WORK TO BE COMPLETED: Where the data below has the string "type", return the whole line.

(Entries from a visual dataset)
————————

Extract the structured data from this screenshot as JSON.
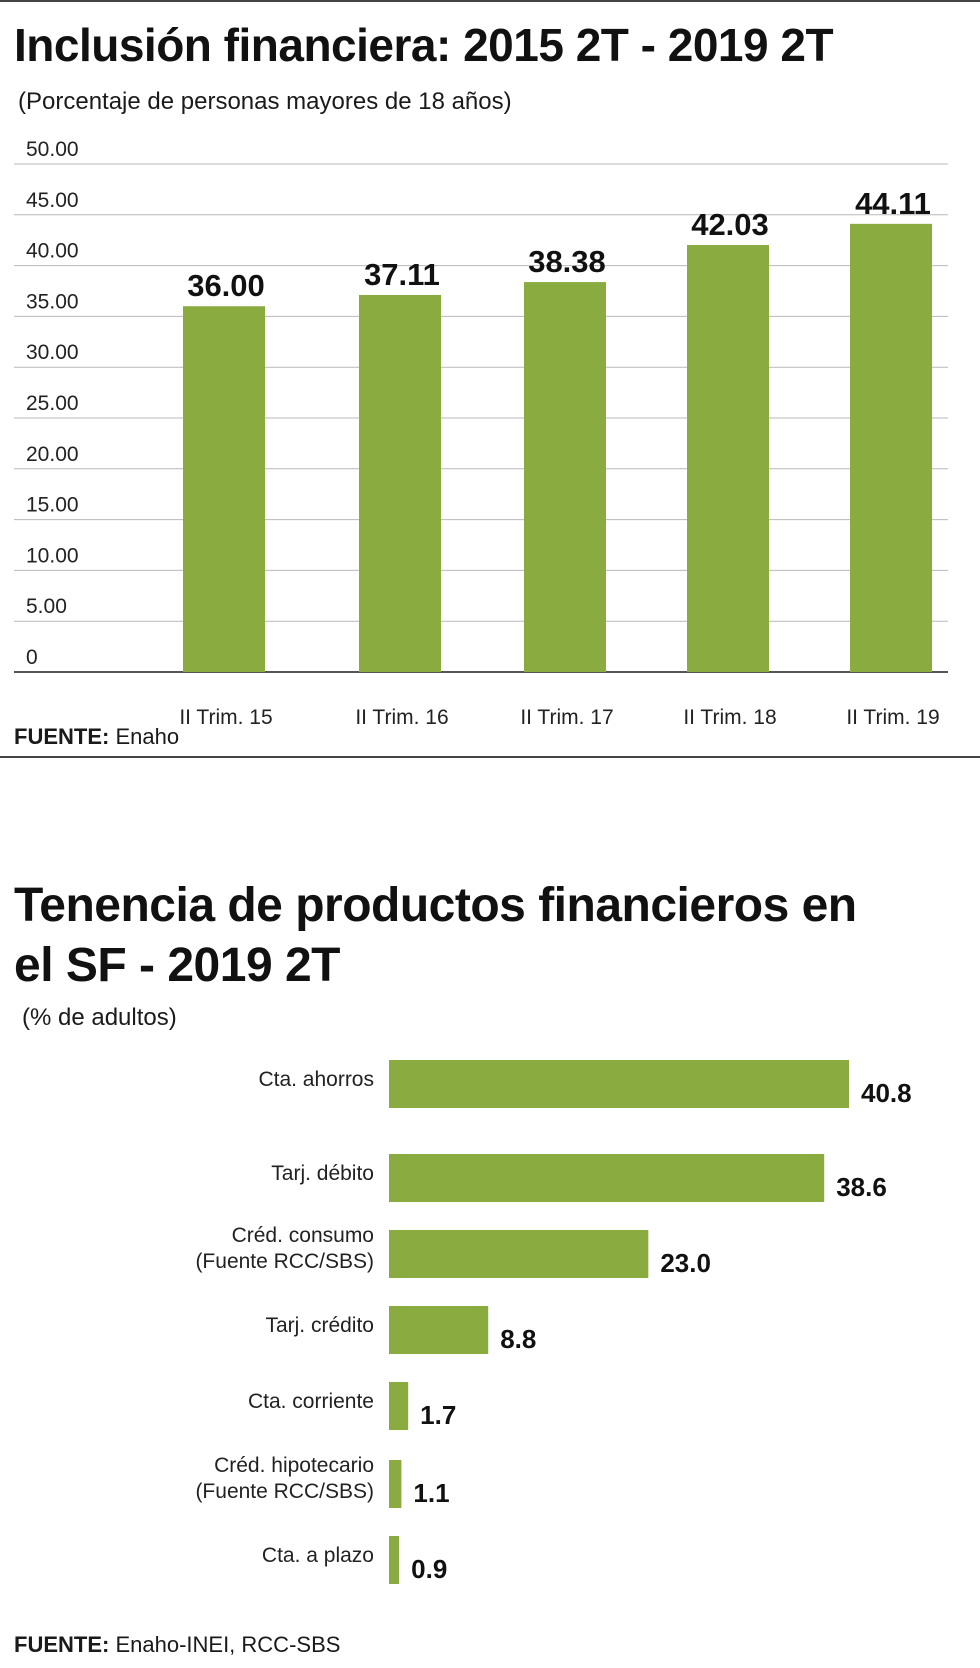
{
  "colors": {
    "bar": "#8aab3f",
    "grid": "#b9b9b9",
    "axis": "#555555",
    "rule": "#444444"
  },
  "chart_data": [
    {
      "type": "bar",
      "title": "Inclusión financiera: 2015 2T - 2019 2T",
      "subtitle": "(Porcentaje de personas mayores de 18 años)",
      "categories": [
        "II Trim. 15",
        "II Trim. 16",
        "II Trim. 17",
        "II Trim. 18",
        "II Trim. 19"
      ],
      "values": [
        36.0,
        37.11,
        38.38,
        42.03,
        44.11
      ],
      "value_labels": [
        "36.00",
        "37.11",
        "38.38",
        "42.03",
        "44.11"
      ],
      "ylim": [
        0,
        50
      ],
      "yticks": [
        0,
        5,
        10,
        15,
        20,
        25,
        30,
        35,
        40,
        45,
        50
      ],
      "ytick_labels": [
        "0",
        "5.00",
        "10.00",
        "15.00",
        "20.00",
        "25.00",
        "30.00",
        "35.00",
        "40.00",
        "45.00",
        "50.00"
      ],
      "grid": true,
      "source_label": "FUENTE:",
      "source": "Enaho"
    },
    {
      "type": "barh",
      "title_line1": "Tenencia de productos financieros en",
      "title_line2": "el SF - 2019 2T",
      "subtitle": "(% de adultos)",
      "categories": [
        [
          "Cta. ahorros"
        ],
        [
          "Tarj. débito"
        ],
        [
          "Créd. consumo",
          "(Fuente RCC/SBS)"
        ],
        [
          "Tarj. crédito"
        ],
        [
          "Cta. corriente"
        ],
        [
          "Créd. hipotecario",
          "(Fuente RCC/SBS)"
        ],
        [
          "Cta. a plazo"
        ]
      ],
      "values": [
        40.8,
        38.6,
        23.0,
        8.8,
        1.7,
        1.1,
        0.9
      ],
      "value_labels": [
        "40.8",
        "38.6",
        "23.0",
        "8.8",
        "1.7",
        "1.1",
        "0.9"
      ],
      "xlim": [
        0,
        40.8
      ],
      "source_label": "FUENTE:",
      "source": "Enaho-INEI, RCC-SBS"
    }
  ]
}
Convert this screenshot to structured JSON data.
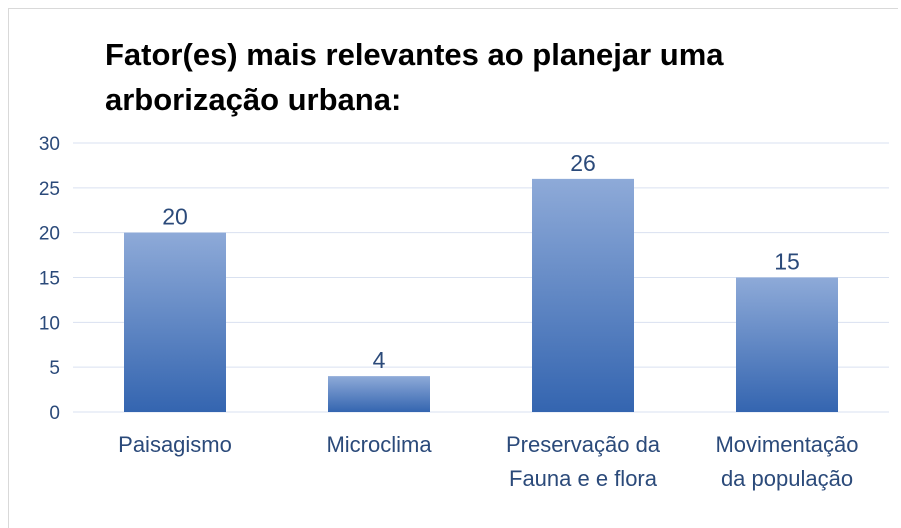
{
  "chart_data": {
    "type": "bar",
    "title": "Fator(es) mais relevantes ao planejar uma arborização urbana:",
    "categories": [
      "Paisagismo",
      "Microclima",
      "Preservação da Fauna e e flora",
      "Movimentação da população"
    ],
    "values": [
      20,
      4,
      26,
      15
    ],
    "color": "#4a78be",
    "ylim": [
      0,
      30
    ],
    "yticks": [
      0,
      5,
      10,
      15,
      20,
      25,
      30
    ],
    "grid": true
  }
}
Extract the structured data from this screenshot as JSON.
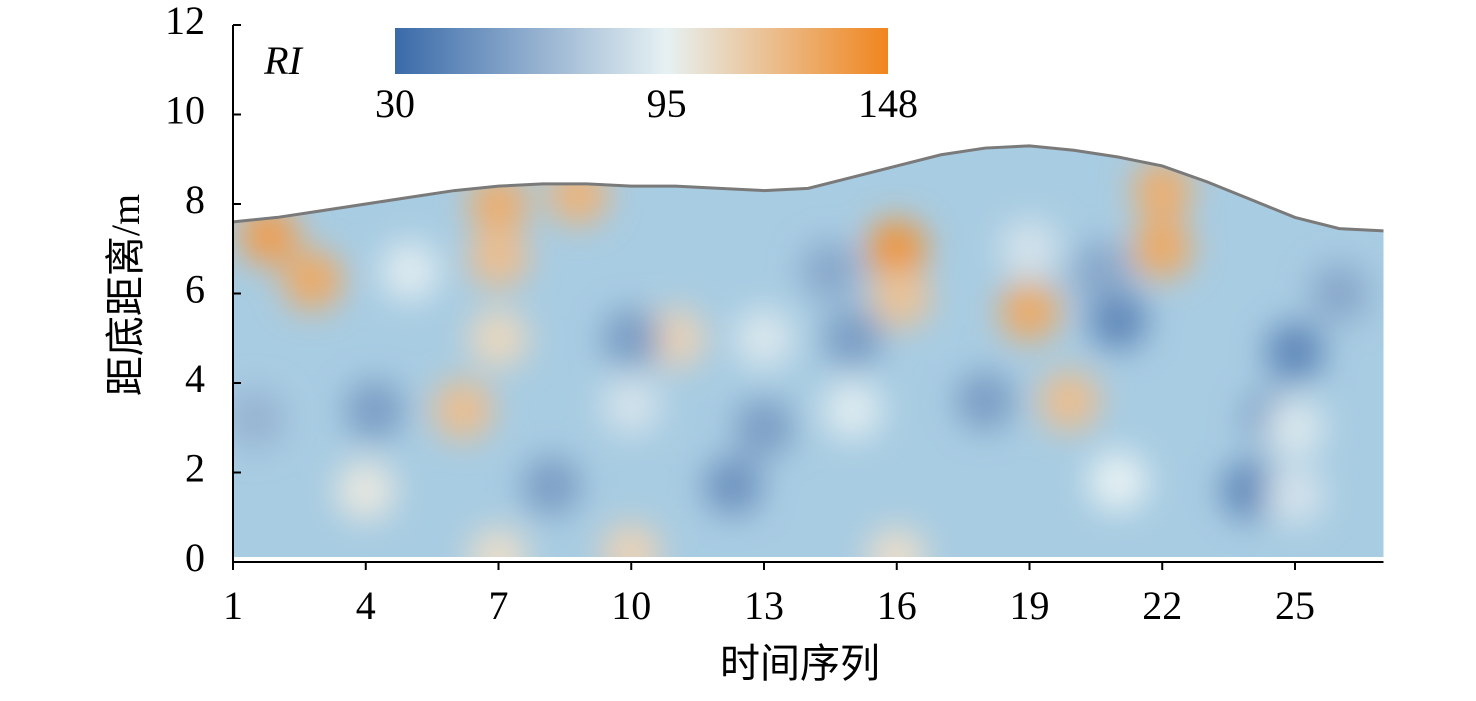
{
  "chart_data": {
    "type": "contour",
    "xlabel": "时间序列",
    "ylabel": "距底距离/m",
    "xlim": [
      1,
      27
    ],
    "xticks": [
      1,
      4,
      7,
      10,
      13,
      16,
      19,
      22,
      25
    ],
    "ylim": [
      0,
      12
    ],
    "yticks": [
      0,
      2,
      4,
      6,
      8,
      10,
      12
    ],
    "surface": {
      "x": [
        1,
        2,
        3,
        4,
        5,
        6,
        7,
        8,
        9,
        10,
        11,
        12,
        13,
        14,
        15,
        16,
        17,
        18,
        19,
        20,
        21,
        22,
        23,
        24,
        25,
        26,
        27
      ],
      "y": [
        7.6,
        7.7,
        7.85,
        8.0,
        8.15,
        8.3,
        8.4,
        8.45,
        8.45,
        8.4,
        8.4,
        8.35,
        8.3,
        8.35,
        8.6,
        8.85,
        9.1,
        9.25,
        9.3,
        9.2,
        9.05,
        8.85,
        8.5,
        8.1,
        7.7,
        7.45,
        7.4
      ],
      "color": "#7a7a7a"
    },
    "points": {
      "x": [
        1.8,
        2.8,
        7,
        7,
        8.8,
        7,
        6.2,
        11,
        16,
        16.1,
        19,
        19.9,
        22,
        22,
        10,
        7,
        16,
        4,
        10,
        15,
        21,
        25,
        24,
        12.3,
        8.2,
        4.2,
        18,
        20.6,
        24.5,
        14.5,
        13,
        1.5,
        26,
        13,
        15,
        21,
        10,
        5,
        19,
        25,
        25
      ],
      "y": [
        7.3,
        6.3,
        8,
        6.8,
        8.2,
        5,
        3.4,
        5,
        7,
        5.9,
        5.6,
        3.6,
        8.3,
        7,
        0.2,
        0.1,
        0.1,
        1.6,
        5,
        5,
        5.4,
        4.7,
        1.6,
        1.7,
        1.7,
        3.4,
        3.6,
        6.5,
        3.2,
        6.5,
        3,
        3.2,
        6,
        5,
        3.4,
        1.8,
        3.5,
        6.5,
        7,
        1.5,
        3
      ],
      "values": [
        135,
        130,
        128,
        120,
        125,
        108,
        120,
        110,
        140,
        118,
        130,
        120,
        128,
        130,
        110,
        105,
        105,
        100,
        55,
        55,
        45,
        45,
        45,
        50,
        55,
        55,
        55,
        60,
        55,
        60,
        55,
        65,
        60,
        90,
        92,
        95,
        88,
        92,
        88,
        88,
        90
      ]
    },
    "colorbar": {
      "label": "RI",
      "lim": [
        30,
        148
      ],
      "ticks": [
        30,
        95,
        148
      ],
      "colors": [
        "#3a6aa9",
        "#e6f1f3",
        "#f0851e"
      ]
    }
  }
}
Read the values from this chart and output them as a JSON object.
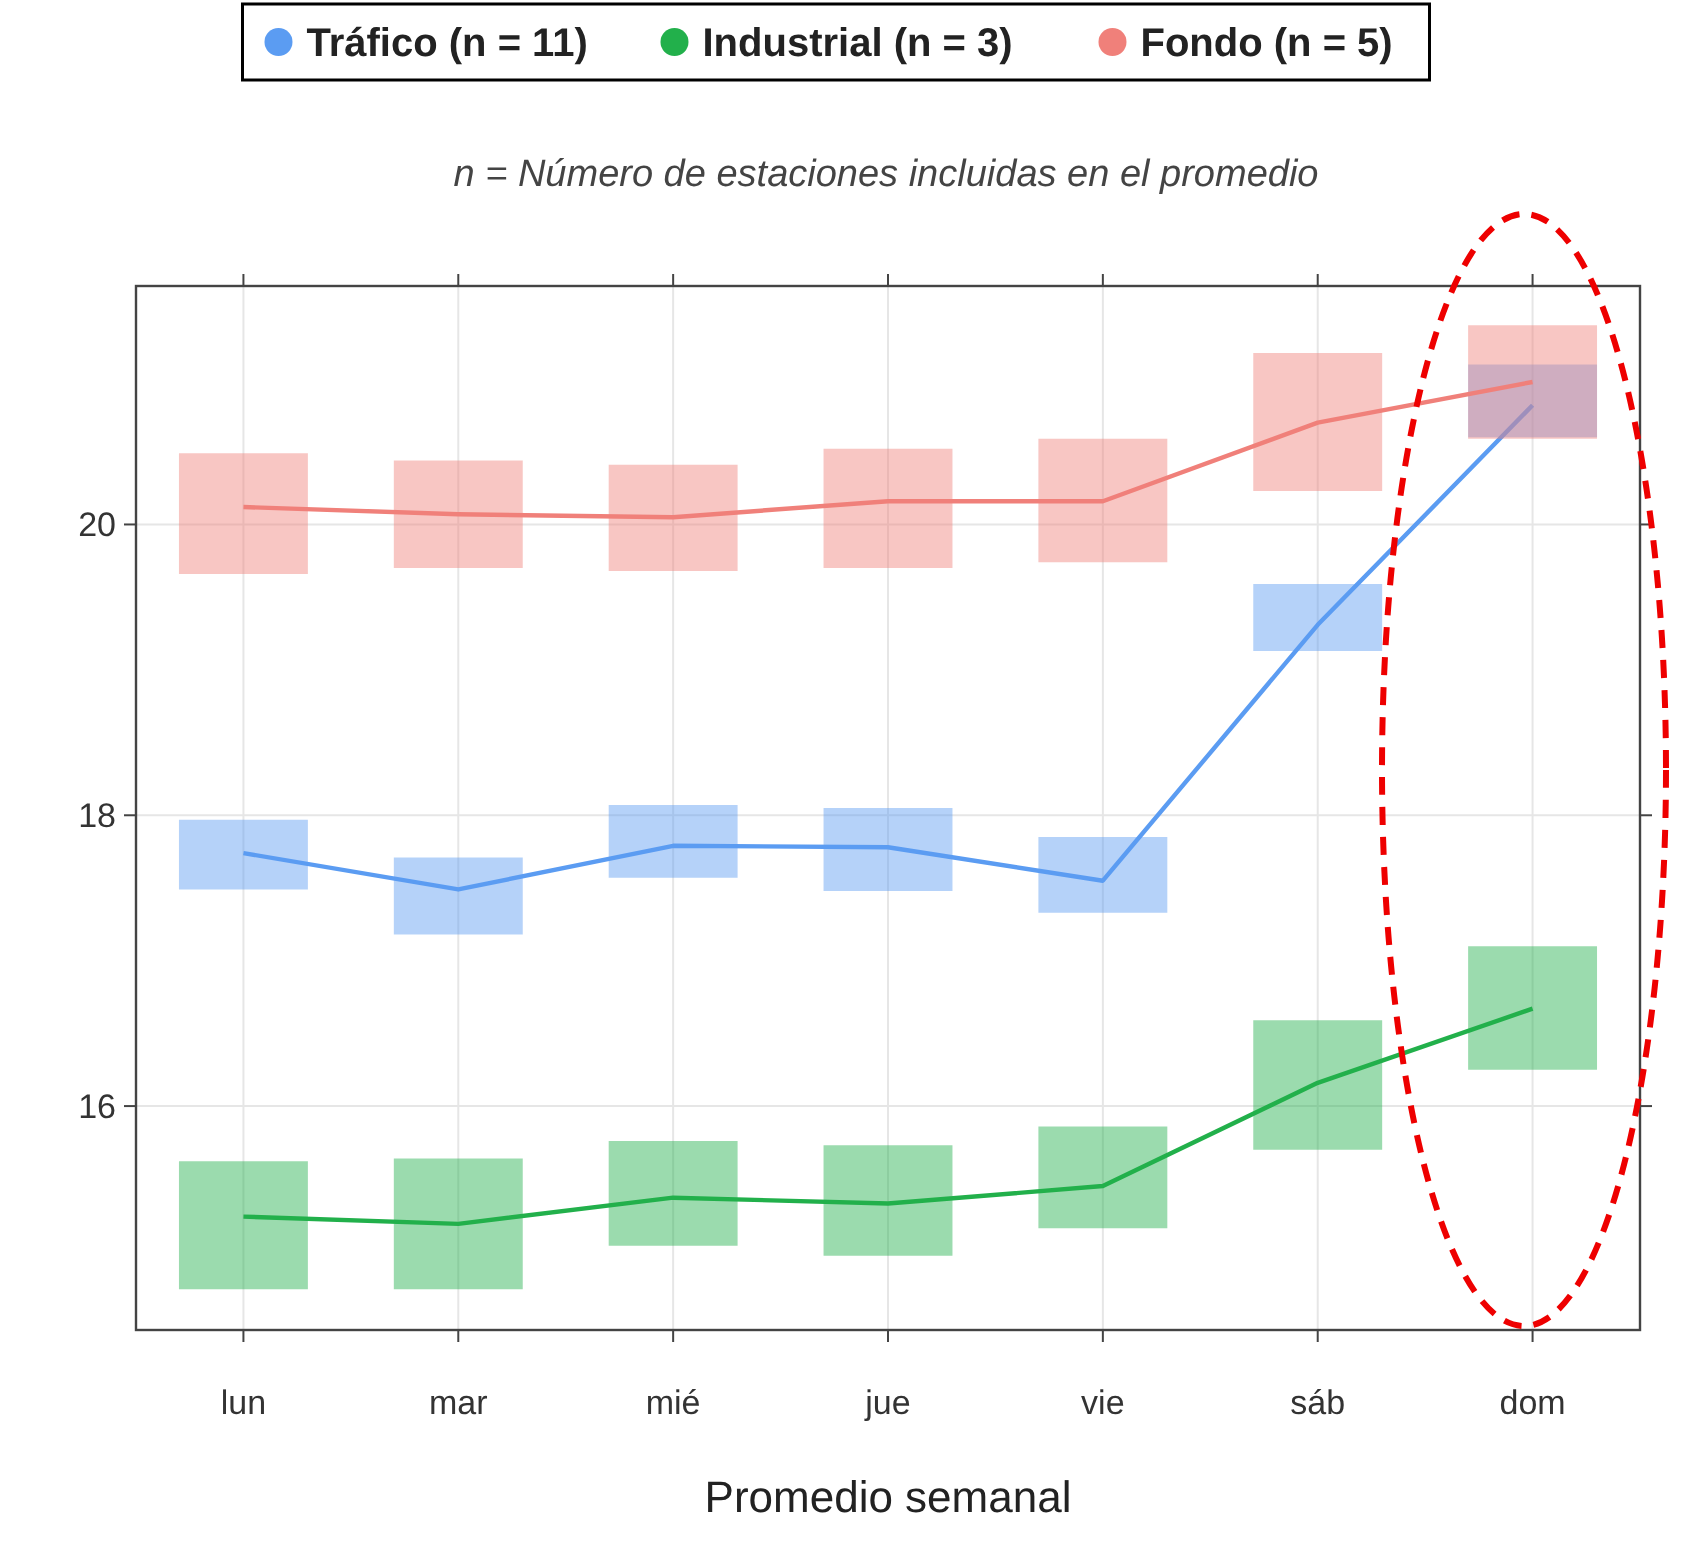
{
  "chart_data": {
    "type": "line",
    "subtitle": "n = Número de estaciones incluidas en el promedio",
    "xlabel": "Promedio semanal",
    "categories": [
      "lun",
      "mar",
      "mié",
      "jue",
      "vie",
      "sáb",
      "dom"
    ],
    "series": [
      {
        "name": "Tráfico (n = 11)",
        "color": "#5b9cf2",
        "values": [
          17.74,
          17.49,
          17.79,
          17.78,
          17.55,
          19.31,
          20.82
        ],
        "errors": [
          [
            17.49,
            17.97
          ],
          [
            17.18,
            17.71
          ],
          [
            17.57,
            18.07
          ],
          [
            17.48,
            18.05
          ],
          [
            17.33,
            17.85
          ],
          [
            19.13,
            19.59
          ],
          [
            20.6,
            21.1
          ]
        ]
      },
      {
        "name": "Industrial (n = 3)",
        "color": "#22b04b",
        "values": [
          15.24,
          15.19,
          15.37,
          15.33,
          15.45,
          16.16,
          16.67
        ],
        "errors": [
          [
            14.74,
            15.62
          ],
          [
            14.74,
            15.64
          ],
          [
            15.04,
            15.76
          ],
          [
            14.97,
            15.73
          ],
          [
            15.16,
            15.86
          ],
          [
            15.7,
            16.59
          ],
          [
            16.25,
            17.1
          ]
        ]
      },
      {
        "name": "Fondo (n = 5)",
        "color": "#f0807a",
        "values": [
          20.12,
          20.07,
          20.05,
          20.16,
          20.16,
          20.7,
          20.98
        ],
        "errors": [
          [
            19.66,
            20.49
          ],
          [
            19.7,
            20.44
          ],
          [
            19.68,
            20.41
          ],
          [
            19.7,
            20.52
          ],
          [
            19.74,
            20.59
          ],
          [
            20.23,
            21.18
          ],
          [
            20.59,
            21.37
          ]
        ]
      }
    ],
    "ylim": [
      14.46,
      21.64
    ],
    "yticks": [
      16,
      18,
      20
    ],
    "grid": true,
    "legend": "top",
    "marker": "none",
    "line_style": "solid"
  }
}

————————

RESULT BELOW:
      "type": "bar",
      "type": "barh",
    "type": "bar",
    "type": "contour",
    "type": "line",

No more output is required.